Exercise goal → Give only the number of lines in the records below that contain the word "Fotogeschenke".

:: The records ::

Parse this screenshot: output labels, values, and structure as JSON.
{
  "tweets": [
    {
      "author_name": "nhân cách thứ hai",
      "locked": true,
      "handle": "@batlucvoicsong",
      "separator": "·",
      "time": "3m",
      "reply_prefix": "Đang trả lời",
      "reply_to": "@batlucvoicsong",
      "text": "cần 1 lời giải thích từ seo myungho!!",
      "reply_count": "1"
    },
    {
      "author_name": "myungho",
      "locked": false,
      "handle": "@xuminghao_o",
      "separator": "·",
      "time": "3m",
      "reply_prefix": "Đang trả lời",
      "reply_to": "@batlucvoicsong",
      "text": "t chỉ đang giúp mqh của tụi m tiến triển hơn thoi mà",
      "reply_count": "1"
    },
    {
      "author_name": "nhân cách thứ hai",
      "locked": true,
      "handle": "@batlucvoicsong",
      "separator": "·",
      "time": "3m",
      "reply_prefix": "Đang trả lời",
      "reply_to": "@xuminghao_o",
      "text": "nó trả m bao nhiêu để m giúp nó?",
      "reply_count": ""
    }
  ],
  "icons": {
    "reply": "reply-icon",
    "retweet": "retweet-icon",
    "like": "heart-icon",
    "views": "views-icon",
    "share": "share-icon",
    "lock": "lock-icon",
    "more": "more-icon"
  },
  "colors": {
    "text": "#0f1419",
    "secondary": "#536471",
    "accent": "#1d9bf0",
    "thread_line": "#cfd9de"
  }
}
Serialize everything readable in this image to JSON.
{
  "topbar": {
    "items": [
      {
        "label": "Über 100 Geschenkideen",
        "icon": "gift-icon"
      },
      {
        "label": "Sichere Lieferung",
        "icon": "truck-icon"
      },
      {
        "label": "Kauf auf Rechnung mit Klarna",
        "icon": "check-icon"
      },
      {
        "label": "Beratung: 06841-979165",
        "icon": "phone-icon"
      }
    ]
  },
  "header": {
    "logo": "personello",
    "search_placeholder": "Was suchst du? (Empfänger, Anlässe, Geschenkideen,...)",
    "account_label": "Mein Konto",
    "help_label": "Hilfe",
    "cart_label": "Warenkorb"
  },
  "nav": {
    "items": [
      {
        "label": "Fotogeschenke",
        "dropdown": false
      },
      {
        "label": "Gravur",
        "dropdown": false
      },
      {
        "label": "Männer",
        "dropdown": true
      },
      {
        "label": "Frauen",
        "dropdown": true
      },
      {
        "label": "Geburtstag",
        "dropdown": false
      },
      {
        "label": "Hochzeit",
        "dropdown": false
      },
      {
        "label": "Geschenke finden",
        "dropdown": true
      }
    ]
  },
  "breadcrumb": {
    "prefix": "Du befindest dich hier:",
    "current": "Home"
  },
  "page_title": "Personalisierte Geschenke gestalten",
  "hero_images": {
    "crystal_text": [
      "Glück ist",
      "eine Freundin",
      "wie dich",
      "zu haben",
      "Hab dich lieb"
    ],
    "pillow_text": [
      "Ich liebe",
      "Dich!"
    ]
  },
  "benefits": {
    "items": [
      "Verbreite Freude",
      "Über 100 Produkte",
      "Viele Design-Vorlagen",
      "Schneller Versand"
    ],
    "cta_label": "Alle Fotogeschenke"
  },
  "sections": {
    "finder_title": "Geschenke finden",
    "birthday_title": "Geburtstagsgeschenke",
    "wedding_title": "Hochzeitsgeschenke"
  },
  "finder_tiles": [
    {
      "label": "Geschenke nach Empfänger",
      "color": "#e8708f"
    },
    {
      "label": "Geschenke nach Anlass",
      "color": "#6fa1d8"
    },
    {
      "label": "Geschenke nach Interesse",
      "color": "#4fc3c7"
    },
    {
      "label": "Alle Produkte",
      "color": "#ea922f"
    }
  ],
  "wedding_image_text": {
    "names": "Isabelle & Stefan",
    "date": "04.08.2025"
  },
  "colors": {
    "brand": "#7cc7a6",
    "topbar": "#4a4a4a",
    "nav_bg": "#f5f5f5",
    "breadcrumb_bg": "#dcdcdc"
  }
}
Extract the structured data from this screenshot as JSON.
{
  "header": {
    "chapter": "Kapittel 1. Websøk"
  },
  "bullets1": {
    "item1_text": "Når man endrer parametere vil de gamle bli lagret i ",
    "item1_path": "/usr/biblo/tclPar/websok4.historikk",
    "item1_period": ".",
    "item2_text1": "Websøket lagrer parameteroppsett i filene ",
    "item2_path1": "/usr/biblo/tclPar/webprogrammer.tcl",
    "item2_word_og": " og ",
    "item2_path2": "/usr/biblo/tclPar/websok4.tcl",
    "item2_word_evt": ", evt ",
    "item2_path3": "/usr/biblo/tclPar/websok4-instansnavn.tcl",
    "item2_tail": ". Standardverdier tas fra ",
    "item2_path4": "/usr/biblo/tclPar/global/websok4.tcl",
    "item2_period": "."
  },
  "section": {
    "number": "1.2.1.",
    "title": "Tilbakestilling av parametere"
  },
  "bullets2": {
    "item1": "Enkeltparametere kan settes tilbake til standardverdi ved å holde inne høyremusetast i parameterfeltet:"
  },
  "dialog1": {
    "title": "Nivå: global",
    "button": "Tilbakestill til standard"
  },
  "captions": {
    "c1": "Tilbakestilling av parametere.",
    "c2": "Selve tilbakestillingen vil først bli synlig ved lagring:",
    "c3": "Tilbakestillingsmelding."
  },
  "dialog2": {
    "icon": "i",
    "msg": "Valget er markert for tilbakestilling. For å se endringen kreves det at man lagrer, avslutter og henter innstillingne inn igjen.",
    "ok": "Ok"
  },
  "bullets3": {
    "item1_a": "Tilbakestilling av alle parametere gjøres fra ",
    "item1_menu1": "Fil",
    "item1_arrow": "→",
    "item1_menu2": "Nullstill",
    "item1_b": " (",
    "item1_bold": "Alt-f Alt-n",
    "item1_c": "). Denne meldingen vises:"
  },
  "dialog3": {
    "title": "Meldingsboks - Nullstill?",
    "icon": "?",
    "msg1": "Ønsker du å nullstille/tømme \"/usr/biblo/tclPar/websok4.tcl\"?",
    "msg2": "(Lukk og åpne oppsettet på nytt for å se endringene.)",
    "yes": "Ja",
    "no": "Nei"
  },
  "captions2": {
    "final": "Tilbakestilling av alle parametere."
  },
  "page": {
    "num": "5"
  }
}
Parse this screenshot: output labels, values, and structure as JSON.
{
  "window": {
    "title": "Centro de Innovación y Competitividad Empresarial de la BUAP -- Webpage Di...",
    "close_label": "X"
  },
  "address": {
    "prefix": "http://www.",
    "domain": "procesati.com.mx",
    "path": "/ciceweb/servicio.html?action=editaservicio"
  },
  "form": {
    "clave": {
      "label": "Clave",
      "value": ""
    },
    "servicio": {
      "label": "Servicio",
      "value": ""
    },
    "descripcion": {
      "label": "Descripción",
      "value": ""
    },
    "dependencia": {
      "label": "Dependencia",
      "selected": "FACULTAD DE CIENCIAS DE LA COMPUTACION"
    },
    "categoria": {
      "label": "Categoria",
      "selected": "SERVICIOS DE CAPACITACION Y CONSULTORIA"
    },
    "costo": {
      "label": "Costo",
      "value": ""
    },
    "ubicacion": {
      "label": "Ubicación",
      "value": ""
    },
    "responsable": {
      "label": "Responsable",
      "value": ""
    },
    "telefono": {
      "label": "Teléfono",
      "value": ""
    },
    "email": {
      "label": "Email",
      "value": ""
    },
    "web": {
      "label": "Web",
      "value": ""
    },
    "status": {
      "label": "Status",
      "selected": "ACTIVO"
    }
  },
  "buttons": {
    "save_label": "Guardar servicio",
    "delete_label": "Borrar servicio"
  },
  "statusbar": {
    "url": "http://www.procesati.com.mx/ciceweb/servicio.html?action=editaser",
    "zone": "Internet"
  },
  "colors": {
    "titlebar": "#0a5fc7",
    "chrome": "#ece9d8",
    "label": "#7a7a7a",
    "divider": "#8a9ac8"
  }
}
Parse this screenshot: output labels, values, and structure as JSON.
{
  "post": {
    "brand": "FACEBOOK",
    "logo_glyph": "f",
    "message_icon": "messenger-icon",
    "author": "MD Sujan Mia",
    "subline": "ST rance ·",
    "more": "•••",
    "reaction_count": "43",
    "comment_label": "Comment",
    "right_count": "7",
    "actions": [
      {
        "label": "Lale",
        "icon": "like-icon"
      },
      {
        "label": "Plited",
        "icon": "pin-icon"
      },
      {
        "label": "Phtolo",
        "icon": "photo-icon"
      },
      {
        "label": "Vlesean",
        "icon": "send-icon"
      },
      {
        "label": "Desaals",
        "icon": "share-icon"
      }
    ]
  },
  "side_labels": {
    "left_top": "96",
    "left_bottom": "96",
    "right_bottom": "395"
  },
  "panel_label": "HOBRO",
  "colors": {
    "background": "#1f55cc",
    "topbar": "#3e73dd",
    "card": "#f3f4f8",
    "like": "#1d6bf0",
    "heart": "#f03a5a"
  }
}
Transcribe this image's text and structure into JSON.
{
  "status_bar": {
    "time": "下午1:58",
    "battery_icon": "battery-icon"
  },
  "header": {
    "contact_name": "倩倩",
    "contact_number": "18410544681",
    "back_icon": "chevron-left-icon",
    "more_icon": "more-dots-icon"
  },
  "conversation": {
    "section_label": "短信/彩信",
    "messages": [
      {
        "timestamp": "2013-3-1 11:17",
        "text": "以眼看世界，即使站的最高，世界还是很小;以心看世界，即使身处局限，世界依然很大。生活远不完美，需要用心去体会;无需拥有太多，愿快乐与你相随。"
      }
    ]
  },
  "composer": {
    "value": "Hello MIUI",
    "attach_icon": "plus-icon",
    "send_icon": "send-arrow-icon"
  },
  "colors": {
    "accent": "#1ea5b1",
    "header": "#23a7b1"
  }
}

:::

Final result → 2